Objective →
Your task is to transcribe the data in full.

(Rows from a dataset)
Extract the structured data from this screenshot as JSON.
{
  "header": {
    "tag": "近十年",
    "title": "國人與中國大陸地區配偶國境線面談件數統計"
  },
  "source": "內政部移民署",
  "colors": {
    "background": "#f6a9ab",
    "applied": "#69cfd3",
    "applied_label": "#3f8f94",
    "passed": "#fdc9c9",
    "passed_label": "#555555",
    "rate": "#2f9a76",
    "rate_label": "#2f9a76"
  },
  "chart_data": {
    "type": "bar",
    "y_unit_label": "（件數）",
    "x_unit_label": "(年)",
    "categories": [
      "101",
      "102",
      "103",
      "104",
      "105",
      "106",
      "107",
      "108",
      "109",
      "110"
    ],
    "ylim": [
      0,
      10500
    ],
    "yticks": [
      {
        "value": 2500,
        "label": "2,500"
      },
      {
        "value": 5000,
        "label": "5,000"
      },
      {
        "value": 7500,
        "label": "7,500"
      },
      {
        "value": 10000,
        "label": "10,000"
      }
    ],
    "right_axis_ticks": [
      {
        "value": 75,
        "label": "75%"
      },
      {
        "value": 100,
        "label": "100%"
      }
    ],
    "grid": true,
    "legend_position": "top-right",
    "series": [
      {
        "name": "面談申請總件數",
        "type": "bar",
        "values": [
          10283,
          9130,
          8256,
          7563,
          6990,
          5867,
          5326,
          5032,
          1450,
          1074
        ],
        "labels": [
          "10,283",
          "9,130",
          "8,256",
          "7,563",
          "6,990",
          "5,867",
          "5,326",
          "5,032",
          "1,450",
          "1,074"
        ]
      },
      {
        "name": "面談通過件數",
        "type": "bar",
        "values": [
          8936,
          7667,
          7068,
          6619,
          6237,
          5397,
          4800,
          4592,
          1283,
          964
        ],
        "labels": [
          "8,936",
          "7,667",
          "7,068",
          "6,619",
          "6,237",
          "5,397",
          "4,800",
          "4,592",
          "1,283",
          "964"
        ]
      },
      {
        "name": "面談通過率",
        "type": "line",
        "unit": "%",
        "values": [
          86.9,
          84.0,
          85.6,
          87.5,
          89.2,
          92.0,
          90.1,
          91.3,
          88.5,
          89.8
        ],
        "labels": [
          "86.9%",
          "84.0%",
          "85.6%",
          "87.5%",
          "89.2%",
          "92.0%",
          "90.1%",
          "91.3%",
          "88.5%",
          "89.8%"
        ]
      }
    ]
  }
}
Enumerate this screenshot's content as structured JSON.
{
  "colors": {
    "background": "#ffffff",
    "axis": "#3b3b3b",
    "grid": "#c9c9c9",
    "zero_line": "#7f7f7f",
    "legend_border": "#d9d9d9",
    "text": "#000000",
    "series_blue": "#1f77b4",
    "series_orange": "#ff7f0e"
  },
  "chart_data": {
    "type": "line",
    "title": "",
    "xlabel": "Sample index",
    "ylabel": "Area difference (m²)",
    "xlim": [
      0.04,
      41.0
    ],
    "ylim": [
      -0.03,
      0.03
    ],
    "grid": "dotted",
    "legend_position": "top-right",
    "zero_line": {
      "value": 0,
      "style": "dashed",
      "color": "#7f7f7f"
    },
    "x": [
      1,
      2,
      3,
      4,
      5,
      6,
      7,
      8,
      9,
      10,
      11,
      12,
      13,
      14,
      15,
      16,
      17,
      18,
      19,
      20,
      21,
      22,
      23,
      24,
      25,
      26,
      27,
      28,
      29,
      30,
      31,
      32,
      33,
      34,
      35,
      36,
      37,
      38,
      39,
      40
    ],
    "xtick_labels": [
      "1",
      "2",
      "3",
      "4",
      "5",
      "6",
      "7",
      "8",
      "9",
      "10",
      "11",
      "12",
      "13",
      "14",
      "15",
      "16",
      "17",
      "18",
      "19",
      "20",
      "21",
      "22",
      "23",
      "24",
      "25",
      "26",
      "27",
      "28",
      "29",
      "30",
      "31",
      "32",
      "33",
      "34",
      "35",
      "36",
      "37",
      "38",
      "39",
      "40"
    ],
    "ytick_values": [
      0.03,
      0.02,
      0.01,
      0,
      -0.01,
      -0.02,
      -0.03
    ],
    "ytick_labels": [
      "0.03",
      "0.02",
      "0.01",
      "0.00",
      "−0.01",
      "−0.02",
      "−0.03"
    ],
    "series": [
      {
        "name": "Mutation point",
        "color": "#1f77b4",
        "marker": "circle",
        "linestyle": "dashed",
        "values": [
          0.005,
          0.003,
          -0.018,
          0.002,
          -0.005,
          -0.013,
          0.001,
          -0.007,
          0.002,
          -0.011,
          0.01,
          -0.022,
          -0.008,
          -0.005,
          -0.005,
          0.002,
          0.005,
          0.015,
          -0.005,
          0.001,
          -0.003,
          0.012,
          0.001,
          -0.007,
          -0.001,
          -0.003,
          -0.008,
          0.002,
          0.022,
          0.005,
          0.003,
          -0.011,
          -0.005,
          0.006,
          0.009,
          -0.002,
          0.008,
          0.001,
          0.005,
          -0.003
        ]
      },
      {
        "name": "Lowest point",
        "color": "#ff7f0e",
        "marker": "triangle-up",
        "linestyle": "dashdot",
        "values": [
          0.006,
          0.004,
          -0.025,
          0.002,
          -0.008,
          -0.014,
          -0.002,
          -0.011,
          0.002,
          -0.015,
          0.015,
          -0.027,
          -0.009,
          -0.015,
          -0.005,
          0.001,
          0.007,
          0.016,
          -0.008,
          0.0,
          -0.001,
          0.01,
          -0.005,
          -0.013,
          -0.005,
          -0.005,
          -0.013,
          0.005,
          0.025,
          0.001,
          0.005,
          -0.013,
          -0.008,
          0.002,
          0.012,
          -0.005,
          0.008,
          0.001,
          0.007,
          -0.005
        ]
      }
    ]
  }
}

Full output →
Extract the structured data from this screenshot as JSON.
{
  "header": {
    "tag": "近十年",
    "title": "國人與中國大陸地區配偶國境線面談件數統計"
  },
  "source": "內政部移民署",
  "colors": {
    "background": "#f6a9ab",
    "applied": "#69cfd3",
    "applied_label": "#3f8f94",
    "passed": "#fdc9c9",
    "passed_label": "#555555",
    "rate": "#2f9a76",
    "rate_label": "#2f9a76"
  },
  "chart_data": {
    "type": "bar",
    "y_unit_label": "（件數）",
    "x_unit_label": "(年)",
    "categories": [
      "101",
      "102",
      "103",
      "104",
      "105",
      "106",
      "107",
      "108",
      "109",
      "110"
    ],
    "ylim": [
      0,
      10500
    ],
    "yticks": [
      {
        "value": 2500,
        "label": "2,500"
      },
      {
        "value": 5000,
        "label": "5,000"
      },
      {
        "value": 7500,
        "label": "7,500"
      },
      {
        "value": 10000,
        "label": "10,000"
      }
    ],
    "right_axis_ticks": [
      {
        "value": 75,
        "label": "75%"
      },
      {
        "value": 100,
        "label": "100%"
      }
    ],
    "grid": true,
    "legend_position": "top-right",
    "series": [
      {
        "name": "面談申請總件數",
        "type": "bar",
        "values": [
          10283,
          9130,
          8256,
          7563,
          6990,
          5867,
          5326,
          5032,
          1450,
          1074
        ],
        "labels": [
          "10,283",
          "9,130",
          "8,256",
          "7,563",
          "6,990",
          "5,867",
          "5,326",
          "5,032",
          "1,450",
          "1,074"
        ]
      },
      {
        "name": "面談通過件數",
        "type": "bar",
        "values": [
          8936,
          7667,
          7068,
          6619,
          6237,
          5397,
          4800,
          4592,
          1283,
          964
        ],
        "labels": [
          "8,936",
          "7,667",
          "7,068",
          "6,619",
          "6,237",
          "5,397",
          "4,800",
          "4,592",
          "1,283",
          "964"
        ]
      },
      {
        "name": "面談通過率",
        "type": "line",
        "unit": "%",
        "values": [
          86.9,
          84.0,
          85.6,
          87.5,
          89.2,
          92.0,
          90.1,
          91.3,
          88.5,
          89.8
        ],
        "labels": [
          "86.9%",
          "84.0%",
          "85.6%",
          "87.5%",
          "89.2%",
          "92.0%",
          "90.1%",
          "91.3%",
          "88.5%",
          "89.8%"
        ]
      }
    ]
  }
}
Enumerate this screenshot's content as structured JSON.
{
  "colors": {
    "background": "#ffffff",
    "axis": "#3b3b3b",
    "grid": "#c9c9c9",
    "zero_line": "#7f7f7f",
    "legend_border": "#d9d9d9",
    "text": "#000000",
    "series_blue": "#1f77b4",
    "series_orange": "#ff7f0e"
  },
  "chart_data": {
    "type": "line",
    "title": "",
    "xlabel": "Sample index",
    "ylabel": "Area difference (m²)",
    "xlim": [
      0.04,
      41.0
    ],
    "ylim": [
      -0.03,
      0.03
    ],
    "grid": "dotted",
    "legend_position": "top-right",
    "zero_line": {
      "value": 0,
      "style": "dashed",
      "color": "#7f7f7f"
    },
    "x": [
      1,
      2,
      3,
      4,
      5,
      6,
      7,
      8,
      9,
      10,
      11,
      12,
      13,
      14,
      15,
      16,
      17,
      18,
      19,
      20,
      21,
      22,
      23,
      24,
      25,
      26,
      27,
      28,
      29,
      30,
      31,
      32,
      33,
      34,
      35,
      36,
      37,
      38,
      39,
      40
    ],
    "xtick_labels": [
      "1",
      "2",
      "3",
      "4",
      "5",
      "6",
      "7",
      "8",
      "9",
      "10",
      "11",
      "12",
      "13",
      "14",
      "15",
      "16",
      "17",
      "18",
      "19",
      "20",
      "21",
      "22",
      "23",
      "24",
      "25",
      "26",
      "27",
      "28",
      "29",
      "30",
      "31",
      "32",
      "33",
      "34",
      "35",
      "36",
      "37",
      "38",
      "39",
      "40"
    ],
    "ytick_values": [
      0.03,
      0.02,
      0.01,
      0,
      -0.01,
      -0.02,
      -0.03
    ],
    "ytick_labels": [
      "0.03",
      "0.02",
      "0.01",
      "0.00",
      "−0.01",
      "−0.02",
      "−0.03"
    ],
    "series": [
      {
        "name": "Mutation point",
        "color": "#1f77b4",
        "marker": "circle",
        "linestyle": "dashed",
        "values": [
          0.005,
          0.003,
          -0.018,
          0.002,
          -0.005,
          -0.013,
          0.001,
          -0.007,
          0.002,
          -0.011,
          0.01,
          -0.022,
          -0.008,
          -0.005,
          -0.005,
          0.002,
          0.005,
          0.015,
          -0.005,
          0.001,
          -0.003,
          0.012,
          0.001,
          -0.007,
          -0.001,
          -0.003,
          -0.008,
          0.002,
          0.022,
          0.005,
          0.003,
          -0.011,
          -0.005,
          0.006,
          0.009,
          -0.002,
          0.008,
          0.001,
          0.005,
          -0.003
        ]
      },
      {
        "name": "Lowest point",
        "color": "#ff7f0e",
        "marker": "triangle-up",
        "linestyle": "dashdot",
        "values": [
          0.006,
          0.004,
          -0.025,
          0.002,
          -0.008,
          -0.014,
          -0.002,
          -0.011,
          0.002,
          -0.015,
          0.015,
          -0.027,
          -0.009,
          -0.015,
          -0.005,
          0.001,
          0.007,
          0.016,
          -0.008,
          0.0,
          -0.001,
          0.01,
          -0.005,
          -0.013,
          -0.005,
          -0.005,
          -0.013,
          0.005,
          0.025,
          0.001,
          0.005,
          -0.013,
          -0.008,
          0.002,
          0.012,
          -0.005,
          0.008,
          0.001,
          0.007,
          -0.005
        ]
      }
    ]
  }
}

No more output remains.